Problem description
Only a number is wanted. Count the lines holding the string "Reactor".

===== Provided data

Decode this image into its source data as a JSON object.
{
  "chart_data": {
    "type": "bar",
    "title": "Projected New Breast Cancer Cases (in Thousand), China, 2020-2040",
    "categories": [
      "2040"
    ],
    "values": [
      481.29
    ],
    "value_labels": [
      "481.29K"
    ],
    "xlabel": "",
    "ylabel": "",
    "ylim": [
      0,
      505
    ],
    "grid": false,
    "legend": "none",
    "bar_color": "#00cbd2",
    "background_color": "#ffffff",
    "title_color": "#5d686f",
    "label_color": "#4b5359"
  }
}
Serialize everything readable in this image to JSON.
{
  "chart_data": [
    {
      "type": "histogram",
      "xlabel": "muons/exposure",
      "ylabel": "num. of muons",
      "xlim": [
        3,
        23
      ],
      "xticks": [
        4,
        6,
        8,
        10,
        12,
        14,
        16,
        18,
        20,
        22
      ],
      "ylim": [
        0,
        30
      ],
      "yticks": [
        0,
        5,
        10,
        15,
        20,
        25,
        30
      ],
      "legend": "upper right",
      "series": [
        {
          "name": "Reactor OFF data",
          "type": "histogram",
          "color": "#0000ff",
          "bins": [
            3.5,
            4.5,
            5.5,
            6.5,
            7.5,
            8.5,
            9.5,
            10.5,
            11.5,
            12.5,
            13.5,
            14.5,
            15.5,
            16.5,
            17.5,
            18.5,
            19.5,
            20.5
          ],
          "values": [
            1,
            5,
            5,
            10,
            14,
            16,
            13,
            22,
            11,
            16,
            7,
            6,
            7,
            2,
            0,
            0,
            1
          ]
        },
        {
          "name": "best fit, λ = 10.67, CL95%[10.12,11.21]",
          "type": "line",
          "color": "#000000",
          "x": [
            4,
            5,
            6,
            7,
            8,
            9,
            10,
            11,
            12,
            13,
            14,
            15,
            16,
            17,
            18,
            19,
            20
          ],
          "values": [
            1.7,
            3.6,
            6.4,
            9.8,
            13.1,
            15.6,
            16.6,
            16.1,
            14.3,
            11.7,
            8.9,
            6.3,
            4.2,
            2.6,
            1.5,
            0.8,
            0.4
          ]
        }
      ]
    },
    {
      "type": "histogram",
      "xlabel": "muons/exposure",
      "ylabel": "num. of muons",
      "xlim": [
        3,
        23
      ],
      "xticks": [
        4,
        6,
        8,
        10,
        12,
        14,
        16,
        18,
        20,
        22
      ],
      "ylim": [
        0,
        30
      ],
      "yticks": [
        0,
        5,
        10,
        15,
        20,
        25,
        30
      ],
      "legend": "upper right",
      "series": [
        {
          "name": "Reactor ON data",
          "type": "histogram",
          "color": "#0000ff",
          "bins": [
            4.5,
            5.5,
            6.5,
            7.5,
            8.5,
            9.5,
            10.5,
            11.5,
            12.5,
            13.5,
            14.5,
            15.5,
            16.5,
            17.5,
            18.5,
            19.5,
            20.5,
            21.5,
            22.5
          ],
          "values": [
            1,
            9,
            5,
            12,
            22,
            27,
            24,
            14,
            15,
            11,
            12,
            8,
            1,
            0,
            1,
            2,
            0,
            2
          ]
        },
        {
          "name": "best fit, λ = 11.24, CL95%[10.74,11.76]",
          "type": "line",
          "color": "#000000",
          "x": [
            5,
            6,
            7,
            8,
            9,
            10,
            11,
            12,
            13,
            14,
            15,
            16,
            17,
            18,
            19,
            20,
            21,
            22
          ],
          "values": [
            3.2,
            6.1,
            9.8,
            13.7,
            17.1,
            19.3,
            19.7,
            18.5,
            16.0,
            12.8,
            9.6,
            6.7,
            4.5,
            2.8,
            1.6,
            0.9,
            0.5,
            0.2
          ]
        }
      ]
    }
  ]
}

==========

Exercise solution
2